## Records to use
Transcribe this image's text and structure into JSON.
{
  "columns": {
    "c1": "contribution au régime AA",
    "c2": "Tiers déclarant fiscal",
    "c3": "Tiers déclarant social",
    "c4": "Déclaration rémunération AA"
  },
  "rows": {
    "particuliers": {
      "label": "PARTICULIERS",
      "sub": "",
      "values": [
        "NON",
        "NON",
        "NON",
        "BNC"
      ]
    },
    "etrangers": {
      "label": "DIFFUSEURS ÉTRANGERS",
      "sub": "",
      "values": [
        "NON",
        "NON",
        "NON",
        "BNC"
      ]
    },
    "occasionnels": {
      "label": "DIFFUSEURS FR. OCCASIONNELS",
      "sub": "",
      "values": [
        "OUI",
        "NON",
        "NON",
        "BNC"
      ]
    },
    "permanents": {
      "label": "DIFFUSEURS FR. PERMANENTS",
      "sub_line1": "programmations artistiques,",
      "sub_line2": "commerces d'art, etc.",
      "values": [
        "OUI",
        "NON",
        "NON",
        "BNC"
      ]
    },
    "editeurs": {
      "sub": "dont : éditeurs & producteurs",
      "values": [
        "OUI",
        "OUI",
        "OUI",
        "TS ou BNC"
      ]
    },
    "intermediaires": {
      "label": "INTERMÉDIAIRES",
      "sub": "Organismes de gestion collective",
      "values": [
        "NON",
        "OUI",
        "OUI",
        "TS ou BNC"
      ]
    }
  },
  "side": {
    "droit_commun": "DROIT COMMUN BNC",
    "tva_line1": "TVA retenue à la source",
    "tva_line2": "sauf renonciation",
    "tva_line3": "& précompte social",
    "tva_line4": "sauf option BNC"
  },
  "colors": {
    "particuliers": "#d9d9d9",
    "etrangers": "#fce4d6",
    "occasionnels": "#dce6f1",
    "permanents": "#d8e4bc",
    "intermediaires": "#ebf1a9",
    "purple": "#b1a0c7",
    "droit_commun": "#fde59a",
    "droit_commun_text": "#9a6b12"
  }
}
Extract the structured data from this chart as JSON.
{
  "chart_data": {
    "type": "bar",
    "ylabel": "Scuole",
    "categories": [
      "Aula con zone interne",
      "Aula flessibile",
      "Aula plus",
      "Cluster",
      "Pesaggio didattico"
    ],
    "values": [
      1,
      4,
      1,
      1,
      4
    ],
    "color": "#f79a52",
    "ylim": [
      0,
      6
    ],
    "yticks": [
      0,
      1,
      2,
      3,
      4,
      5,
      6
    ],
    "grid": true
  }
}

## Prompt
Extract the entries above verbatim.

## Solution
Transcribe this image's text and structure into JSON.
{
  "columns": {
    "c1": "contribution au régime AA",
    "c2": "Tiers déclarant fiscal",
    "c3": "Tiers déclarant social",
    "c4": "Déclaration rémunération AA"
  },
  "rows": {
    "particuliers": {
      "label": "PARTICULIERS",
      "sub": "",
      "values": [
        "NON",
        "NON",
        "NON",
        "BNC"
      ]
    },
    "etrangers": {
      "label": "DIFFUSEURS ÉTRANGERS",
      "sub": "",
      "values": [
        "NON",
        "NON",
        "NON",
        "BNC"
      ]
    },
    "occasionnels": {
      "label": "DIFFUSEURS FR. OCCASIONNELS",
      "sub": "",
      "values": [
        "OUI",
        "NON",
        "NON",
        "BNC"
      ]
    },
    "permanents": {
      "label": "DIFFUSEURS FR. PERMANENTS",
      "sub_line1": "programmations artistiques,",
      "sub_line2": "commerces d'art, etc.",
      "values": [
        "OUI",
        "NON",
        "NON",
        "BNC"
      ]
    },
    "editeurs": {
      "sub": "dont : éditeurs & producteurs",
      "values": [
        "OUI",
        "OUI",
        "OUI",
        "TS ou BNC"
      ]
    },
    "intermediaires": {
      "label": "INTERMÉDIAIRES",
      "sub": "Organismes de gestion collective",
      "values": [
        "NON",
        "OUI",
        "OUI",
        "TS ou BNC"
      ]
    }
  },
  "side": {
    "droit_commun": "DROIT COMMUN BNC",
    "tva_line1": "TVA retenue à la source",
    "tva_line2": "sauf renonciation",
    "tva_line3": "& précompte social",
    "tva_line4": "sauf option BNC"
  },
  "colors": {
    "particuliers": "#d9d9d9",
    "etrangers": "#fce4d6",
    "occasionnels": "#dce6f1",
    "permanents": "#d8e4bc",
    "intermediaires": "#ebf1a9",
    "purple": "#b1a0c7",
    "droit_commun": "#fde59a",
    "droit_commun_text": "#9a6b12"
  }
}
Extract the structured data from this chart as JSON.
{
  "chart_data": {
    "type": "bar",
    "ylabel": "Scuole",
    "categories": [
      "Aula con zone interne",
      "Aula flessibile",
      "Aula plus",
      "Cluster",
      "Pesaggio didattico"
    ],
    "values": [
      1,
      4,
      1,
      1,
      4
    ],
    "color": "#f79a52",
    "ylim": [
      0,
      6
    ],
    "yticks": [
      0,
      1,
      2,
      3,
      4,
      5,
      6
    ],
    "grid": true
  }
}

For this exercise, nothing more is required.